## [Textauszug]

Ich kann natürlich sagen: Mir gefällt nicht, was da steht. Das passt nicht zum gesellschaftlichen Konsens meiner Zeit. Aber wenn ich das biblische Wort in meiner Auslegung einfach so weit dehne, bis es passt, dann kann ich auch einpacken. Dann braucht die Gesellschaft mich als Pfarrer, uns als Kirche nicht mehr. Dann haben wir nichts beizutragen, das die Leute nicht auch anderswo hören.

Ich werfe solchen Beschlüssen wie dem in Lippe vor, dass sie angepasst sind und die evangelische Kirche damit ihre Aufgabe verfehlt, widerständig zu sein, auch mal zu stören. Sie möchte heute nur noch dann stören, wenn alle anderen das akzeptieren.

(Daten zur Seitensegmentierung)
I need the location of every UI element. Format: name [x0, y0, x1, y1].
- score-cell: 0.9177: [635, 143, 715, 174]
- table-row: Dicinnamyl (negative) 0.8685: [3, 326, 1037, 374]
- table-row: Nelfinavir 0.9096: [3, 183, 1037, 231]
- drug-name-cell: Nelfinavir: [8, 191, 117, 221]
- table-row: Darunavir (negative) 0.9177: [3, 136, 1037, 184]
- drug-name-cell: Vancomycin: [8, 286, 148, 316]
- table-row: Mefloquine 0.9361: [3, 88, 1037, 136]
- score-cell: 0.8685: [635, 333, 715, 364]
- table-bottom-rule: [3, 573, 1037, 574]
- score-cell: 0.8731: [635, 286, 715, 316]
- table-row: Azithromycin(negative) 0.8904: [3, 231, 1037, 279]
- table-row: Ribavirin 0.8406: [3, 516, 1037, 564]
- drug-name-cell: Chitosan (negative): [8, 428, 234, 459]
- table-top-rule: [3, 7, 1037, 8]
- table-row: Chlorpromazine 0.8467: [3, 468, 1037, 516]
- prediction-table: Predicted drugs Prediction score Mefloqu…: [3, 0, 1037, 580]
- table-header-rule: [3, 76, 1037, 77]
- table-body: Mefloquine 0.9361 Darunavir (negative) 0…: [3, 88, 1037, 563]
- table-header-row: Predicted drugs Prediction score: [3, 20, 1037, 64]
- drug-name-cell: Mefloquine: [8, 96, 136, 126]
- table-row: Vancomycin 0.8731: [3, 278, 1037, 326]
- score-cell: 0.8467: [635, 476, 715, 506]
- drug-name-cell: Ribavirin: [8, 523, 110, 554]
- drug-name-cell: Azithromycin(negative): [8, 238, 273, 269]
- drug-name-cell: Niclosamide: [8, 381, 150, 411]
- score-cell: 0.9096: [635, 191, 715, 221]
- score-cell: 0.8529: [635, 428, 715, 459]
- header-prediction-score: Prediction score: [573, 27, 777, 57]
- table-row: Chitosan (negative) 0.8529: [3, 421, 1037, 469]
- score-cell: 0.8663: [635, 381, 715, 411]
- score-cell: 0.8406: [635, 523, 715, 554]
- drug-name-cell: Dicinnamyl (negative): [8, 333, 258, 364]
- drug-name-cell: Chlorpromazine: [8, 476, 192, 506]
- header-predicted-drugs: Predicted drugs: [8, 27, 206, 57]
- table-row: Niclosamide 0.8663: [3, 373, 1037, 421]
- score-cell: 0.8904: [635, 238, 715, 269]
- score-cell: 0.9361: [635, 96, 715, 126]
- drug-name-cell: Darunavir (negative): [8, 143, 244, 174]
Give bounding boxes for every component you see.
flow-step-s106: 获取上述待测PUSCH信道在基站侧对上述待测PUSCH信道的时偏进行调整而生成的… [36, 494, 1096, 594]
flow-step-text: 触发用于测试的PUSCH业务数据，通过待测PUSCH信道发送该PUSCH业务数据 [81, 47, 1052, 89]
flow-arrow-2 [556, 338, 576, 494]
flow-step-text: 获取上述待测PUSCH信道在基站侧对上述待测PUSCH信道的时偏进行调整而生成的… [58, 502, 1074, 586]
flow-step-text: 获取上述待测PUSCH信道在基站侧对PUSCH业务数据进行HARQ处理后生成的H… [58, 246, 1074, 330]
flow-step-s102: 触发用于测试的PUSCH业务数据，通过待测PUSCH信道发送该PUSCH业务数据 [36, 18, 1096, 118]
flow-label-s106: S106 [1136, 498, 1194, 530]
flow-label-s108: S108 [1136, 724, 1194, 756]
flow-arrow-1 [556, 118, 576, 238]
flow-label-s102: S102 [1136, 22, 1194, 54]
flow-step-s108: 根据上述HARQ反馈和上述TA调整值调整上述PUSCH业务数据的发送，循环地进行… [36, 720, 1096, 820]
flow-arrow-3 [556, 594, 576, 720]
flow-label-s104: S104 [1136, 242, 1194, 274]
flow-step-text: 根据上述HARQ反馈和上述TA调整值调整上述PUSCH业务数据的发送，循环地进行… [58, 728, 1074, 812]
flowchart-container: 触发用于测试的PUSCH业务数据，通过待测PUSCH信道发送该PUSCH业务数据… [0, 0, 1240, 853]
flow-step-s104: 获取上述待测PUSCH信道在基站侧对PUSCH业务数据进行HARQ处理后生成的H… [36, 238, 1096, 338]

## [Aufgaben]
(1) Welche Aufgabe verfehlt die evangelische Kirche laut dem Textauszug?
(2) Entnimm dem Textauszug wortgetreu die Passage von „Ich kann natürlich“ bis einschließlich „anderen das akzeptieren.“.
Die Einträge stehen in keinem Zusammenhang mit dem Textauszug.

## [Antworten]
(1) Sie verfehlt ihre Aufgabe, widerständig zu sein und auch mal zu stören.

(2)
Ich kann natürlich sagen: Mir gefällt nicht, was da steht. Das passt nicht zum gesellschaftlichen Konsens meiner Zeit. Aber wenn ich das biblische Wort in meiner Auslegung einfach so weit dehne, bis es passt, dann kann ich auch einpacken. Dann braucht die Gesellschaft mich als Pfarrer, uns als Kirche nicht mehr. Dann haben wir nichts beizutragen, das die Leute nicht auch anderswo hören.

Ich werfe solchen Beschlüssen wie dem in Lippe vor, dass sie angepasst sind und die evangelische Kirche damit ihre Aufgabe verfehlt, widerständig zu sein, auch mal zu stören. Sie möchte heute nur noch dann stören, wenn alle anderen das akzeptieren.